#### TO BE DONE:
Retype every line of the entries below word for word, leaving out the pictures.

#### PROVIDED DATA:

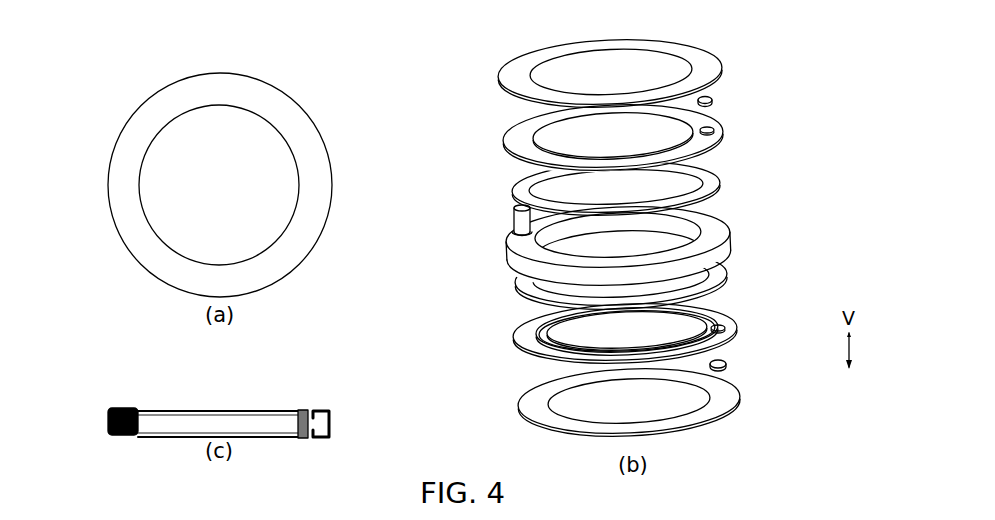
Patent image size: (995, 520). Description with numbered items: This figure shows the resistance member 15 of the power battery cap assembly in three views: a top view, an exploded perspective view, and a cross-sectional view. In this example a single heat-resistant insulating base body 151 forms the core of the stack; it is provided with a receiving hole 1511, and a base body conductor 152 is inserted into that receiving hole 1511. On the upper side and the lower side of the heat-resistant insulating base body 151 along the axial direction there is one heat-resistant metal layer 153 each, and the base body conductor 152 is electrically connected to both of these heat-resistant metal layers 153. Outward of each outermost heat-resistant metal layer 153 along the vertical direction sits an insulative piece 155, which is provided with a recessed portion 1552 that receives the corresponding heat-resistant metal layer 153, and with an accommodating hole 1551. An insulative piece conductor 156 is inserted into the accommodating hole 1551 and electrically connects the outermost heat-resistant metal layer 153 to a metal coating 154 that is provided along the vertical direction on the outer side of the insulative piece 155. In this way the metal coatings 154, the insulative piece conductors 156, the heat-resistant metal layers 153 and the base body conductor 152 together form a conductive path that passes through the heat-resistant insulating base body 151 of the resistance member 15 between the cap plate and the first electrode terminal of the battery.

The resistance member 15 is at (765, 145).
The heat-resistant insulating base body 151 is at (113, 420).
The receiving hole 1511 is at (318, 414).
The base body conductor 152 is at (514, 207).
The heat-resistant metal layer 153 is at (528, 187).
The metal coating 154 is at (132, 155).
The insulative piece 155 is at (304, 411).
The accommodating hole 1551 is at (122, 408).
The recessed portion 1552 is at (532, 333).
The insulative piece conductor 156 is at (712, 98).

#### THE REPLY:
Patent image size: (995, 520). Description with numbered items: This figure shows the resistance member 15 of the power battery cap assembly in three views: a top view, an exploded perspective view, and a cross-sectional view. In this example a single heat-resistant insulating base body 151 forms the core of the stack; it is provided with a receiving hole 1511, and a base body conductor 152 is inserted into that receiving hole 1511. On the upper side and the lower side of the heat-resistant insulating base body 151 along the axial direction there is one heat-resistant metal layer 153 each, and the base body conductor 152 is electrically connected to both of these heat-resistant metal layers 153. Outward of each outermost heat-resistant metal layer 153 along the vertical direction sits an insulative piece 155, which is provided with a recessed portion 1552 that receives the corresponding heat-resistant metal layer 153, and with an accommodating hole 1551. An insulative piece conductor 156 is inserted into the accommodating hole 1551 and electrically connects the outermost heat-resistant metal layer 153 to a metal coating 154 that is provided along the vertical direction on the outer side of the insulative piece 155. In this way the metal coatings 154, the insulative piece conductors 156, the heat-resistant metal layers 153 and the base body conductor 152 together form a conductive path that passes through the heat-resistant insulating base body 151 of the resistance member 15 between the cap plate and the first electrode terminal of the battery.

The resistance member 15 is at (765, 145).
The heat-resistant insulating base body 151 is at (113, 420).
The receiving hole 1511 is at (318, 414).
The base body conductor 152 is at (514, 207).
The heat-resistant metal layer 153 is at (528, 187).
The metal coating 154 is at (132, 155).
The insulative piece 155 is at (304, 411).
The accommodating hole 1551 is at (122, 408).
The recessed portion 1552 is at (532, 333).
The insulative piece conductor 156 is at (712, 98).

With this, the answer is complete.